▶ _SET PROBLEM_
Could you give the data below again, exactly and completely?

[Stored data entries]
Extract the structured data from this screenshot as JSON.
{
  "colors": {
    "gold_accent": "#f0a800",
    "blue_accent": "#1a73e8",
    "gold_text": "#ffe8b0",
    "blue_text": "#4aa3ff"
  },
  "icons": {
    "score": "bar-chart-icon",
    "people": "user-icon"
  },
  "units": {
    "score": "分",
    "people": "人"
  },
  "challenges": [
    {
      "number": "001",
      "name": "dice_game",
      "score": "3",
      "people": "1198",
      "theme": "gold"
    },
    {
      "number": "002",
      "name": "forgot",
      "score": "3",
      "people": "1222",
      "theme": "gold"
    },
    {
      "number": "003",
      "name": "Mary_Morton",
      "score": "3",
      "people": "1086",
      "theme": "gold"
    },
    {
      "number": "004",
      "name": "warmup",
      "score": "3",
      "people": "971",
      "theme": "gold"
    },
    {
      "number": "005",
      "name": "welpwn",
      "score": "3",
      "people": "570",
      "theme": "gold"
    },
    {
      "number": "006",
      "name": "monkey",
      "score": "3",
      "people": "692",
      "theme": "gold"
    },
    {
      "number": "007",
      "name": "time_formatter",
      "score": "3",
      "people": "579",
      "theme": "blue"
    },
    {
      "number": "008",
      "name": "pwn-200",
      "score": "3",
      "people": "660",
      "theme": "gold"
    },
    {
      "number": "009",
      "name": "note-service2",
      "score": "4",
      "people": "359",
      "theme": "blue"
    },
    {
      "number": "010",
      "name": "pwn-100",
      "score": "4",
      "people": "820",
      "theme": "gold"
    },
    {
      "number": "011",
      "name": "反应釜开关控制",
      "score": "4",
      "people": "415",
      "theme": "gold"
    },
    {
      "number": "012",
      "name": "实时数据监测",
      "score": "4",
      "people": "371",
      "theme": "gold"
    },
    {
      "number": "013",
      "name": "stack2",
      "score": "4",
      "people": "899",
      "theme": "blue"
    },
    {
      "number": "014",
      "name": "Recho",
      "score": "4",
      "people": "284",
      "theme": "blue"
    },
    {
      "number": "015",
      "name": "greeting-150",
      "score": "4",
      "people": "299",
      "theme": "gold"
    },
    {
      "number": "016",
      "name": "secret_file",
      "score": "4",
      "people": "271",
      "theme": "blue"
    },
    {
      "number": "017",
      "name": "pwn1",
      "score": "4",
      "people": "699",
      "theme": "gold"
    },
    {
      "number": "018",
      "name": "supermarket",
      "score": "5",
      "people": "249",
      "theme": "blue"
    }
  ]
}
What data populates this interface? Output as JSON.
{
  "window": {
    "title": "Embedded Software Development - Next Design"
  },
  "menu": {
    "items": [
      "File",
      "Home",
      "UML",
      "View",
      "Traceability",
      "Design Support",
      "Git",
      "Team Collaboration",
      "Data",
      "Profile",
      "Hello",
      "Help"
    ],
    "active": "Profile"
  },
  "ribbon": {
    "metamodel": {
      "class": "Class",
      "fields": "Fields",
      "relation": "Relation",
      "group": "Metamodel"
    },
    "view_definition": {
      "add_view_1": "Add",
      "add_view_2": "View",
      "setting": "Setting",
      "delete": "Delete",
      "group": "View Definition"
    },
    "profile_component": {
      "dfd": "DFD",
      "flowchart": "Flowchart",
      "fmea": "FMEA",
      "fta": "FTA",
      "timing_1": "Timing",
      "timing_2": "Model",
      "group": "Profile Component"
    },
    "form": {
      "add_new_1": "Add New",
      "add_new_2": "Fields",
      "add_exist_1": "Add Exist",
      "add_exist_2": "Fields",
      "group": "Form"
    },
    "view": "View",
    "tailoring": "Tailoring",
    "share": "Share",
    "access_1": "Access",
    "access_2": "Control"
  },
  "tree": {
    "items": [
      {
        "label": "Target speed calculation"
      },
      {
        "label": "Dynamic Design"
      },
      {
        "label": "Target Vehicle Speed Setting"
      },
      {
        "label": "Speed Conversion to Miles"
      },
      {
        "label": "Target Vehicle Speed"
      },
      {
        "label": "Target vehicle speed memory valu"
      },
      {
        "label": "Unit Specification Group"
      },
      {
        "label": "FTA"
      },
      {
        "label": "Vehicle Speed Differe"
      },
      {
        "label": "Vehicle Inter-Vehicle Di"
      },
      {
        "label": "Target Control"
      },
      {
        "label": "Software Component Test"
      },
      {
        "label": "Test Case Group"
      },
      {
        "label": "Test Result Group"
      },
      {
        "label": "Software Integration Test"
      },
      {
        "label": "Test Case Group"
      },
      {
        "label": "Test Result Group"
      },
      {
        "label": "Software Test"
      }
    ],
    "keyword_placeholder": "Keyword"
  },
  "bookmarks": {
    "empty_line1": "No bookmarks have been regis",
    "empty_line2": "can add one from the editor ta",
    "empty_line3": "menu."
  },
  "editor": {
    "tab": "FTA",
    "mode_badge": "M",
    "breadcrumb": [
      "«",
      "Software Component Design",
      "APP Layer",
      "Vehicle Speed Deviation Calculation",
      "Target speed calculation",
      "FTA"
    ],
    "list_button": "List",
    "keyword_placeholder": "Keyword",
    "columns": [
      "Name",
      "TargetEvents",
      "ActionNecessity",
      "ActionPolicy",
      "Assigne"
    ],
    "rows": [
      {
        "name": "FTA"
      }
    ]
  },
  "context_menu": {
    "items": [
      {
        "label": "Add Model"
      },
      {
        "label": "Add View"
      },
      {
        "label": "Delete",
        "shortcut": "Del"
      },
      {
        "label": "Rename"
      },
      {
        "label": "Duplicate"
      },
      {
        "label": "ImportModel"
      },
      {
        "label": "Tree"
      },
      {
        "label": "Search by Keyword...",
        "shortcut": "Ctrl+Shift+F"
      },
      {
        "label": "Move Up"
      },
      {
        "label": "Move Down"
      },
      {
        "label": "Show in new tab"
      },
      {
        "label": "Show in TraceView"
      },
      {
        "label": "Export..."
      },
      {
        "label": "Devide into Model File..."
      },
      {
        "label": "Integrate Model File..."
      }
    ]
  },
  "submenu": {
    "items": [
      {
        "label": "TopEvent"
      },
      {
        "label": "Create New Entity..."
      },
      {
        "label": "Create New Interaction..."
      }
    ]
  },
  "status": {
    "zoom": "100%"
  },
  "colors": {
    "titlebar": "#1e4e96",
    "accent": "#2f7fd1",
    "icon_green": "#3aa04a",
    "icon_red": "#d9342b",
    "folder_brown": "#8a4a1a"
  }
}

▶ _WRITTEN ANSWER_
Extract the structured data from this screenshot as JSON.
{
  "colors": {
    "gold_accent": "#f0a800",
    "blue_accent": "#1a73e8",
    "gold_text": "#ffe8b0",
    "blue_text": "#4aa3ff"
  },
  "icons": {
    "score": "bar-chart-icon",
    "people": "user-icon"
  },
  "units": {
    "score": "分",
    "people": "人"
  },
  "challenges": [
    {
      "number": "001",
      "name": "dice_game",
      "score": "3",
      "people": "1198",
      "theme": "gold"
    },
    {
      "number": "002",
      "name": "forgot",
      "score": "3",
      "people": "1222",
      "theme": "gold"
    },
    {
      "number": "003",
      "name": "Mary_Morton",
      "score": "3",
      "people": "1086",
      "theme": "gold"
    },
    {
      "number": "004",
      "name": "warmup",
      "score": "3",
      "people": "971",
      "theme": "gold"
    },
    {
      "number": "005",
      "name": "welpwn",
      "score": "3",
      "people": "570",
      "theme": "gold"
    },
    {
      "number": "006",
      "name": "monkey",
      "score": "3",
      "people": "692",
      "theme": "gold"
    },
    {
      "number": "007",
      "name": "time_formatter",
      "score": "3",
      "people": "579",
      "theme": "blue"
    },
    {
      "number": "008",
      "name": "pwn-200",
      "score": "3",
      "people": "660",
      "theme": "gold"
    },
    {
      "number": "009",
      "name": "note-service2",
      "score": "4",
      "people": "359",
      "theme": "blue"
    },
    {
      "number": "010",
      "name": "pwn-100",
      "score": "4",
      "people": "820",
      "theme": "gold"
    },
    {
      "number": "011",
      "name": "反应釜开关控制",
      "score": "4",
      "people": "415",
      "theme": "gold"
    },
    {
      "number": "012",
      "name": "实时数据监测",
      "score": "4",
      "people": "371",
      "theme": "gold"
    },
    {
      "number": "013",
      "name": "stack2",
      "score": "4",
      "people": "899",
      "theme": "blue"
    },
    {
      "number": "014",
      "name": "Recho",
      "score": "4",
      "people": "284",
      "theme": "blue"
    },
    {
      "number": "015",
      "name": "greeting-150",
      "score": "4",
      "people": "299",
      "theme": "gold"
    },
    {
      "number": "016",
      "name": "secret_file",
      "score": "4",
      "people": "271",
      "theme": "blue"
    },
    {
      "number": "017",
      "name": "pwn1",
      "score": "4",
      "people": "699",
      "theme": "gold"
    },
    {
      "number": "018",
      "name": "supermarket",
      "score": "5",
      "people": "249",
      "theme": "blue"
    }
  ]
}
What data populates this interface? Output as JSON.
{
  "window": {
    "title": "Embedded Software Development - Next Design"
  },
  "menu": {
    "items": [
      "File",
      "Home",
      "UML",
      "View",
      "Traceability",
      "Design Support",
      "Git",
      "Team Collaboration",
      "Data",
      "Profile",
      "Hello",
      "Help"
    ],
    "active": "Profile"
  },
  "ribbon": {
    "metamodel": {
      "class": "Class",
      "fields": "Fields",
      "relation": "Relation",
      "group": "Metamodel"
    },
    "view_definition": {
      "add_view_1": "Add",
      "add_view_2": "View",
      "setting": "Setting",
      "delete": "Delete",
      "group": "View Definition"
    },
    "profile_component": {
      "dfd": "DFD",
      "flowchart": "Flowchart",
      "fmea": "FMEA",
      "fta": "FTA",
      "timing_1": "Timing",
      "timing_2": "Model",
      "group": "Profile Component"
    },
    "form": {
      "add_new_1": "Add New",
      "add_new_2": "Fields",
      "add_exist_1": "Add Exist",
      "add_exist_2": "Fields",
      "group": "Form"
    },
    "view": "View",
    "tailoring": "Tailoring",
    "share": "Share",
    "access_1": "Access",
    "access_2": "Control"
  },
  "tree": {
    "items": [
      {
        "label": "Target speed calculation"
      },
      {
        "label": "Dynamic Design"
      },
      {
        "label": "Target Vehicle Speed Setting"
      },
      {
        "label": "Speed Conversion to Miles"
      },
      {
        "label": "Target Vehicle Speed"
      },
      {
        "label": "Target vehicle speed memory valu"
      },
      {
        "label": "Unit Specification Group"
      },
      {
        "label": "FTA"
      },
      {
        "label": "Vehicle Speed Differe"
      },
      {
        "label": "Vehicle Inter-Vehicle Di"
      },
      {
        "label": "Target Control"
      },
      {
        "label": "Software Component Test"
      },
      {
        "label": "Test Case Group"
      },
      {
        "label": "Test Result Group"
      },
      {
        "label": "Software Integration Test"
      },
      {
        "label": "Test Case Group"
      },
      {
        "label": "Test Result Group"
      },
      {
        "label": "Software Test"
      }
    ],
    "keyword_placeholder": "Keyword"
  },
  "bookmarks": {
    "empty_line1": "No bookmarks have been regis",
    "empty_line2": "can add one from the editor ta",
    "empty_line3": "menu."
  },
  "editor": {
    "tab": "FTA",
    "mode_badge": "M",
    "breadcrumb": [
      "«",
      "Software Component Design",
      "APP Layer",
      "Vehicle Speed Deviation Calculation",
      "Target speed calculation",
      "FTA"
    ],
    "list_button": "List",
    "keyword_placeholder": "Keyword",
    "columns": [
      "Name",
      "TargetEvents",
      "ActionNecessity",
      "ActionPolicy",
      "Assigne"
    ],
    "rows": [
      {
        "name": "FTA"
      }
    ]
  },
  "context_menu": {
    "items": [
      {
        "label": "Add Model"
      },
      {
        "label": "Add View"
      },
      {
        "label": "Delete",
        "shortcut": "Del"
      },
      {
        "label": "Rename"
      },
      {
        "label": "Duplicate"
      },
      {
        "label": "ImportModel"
      },
      {
        "label": "Tree"
      },
      {
        "label": "Search by Keyword...",
        "shortcut": "Ctrl+Shift+F"
      },
      {
        "label": "Move Up"
      },
      {
        "label": "Move Down"
      },
      {
        "label": "Show in new tab"
      },
      {
        "label": "Show in TraceView"
      },
      {
        "label": "Export..."
      },
      {
        "label": "Devide into Model File..."
      },
      {
        "label": "Integrate Model File..."
      }
    ]
  },
  "submenu": {
    "items": [
      {
        "label": "TopEvent"
      },
      {
        "label": "Create New Entity..."
      },
      {
        "label": "Create New Interaction..."
      }
    ]
  },
  "status": {
    "zoom": "100%"
  },
  "colors": {
    "titlebar": "#1e4e96",
    "accent": "#2f7fd1",
    "icon_green": "#3aa04a",
    "icon_red": "#d9342b",
    "folder_brown": "#8a4a1a"
  }
}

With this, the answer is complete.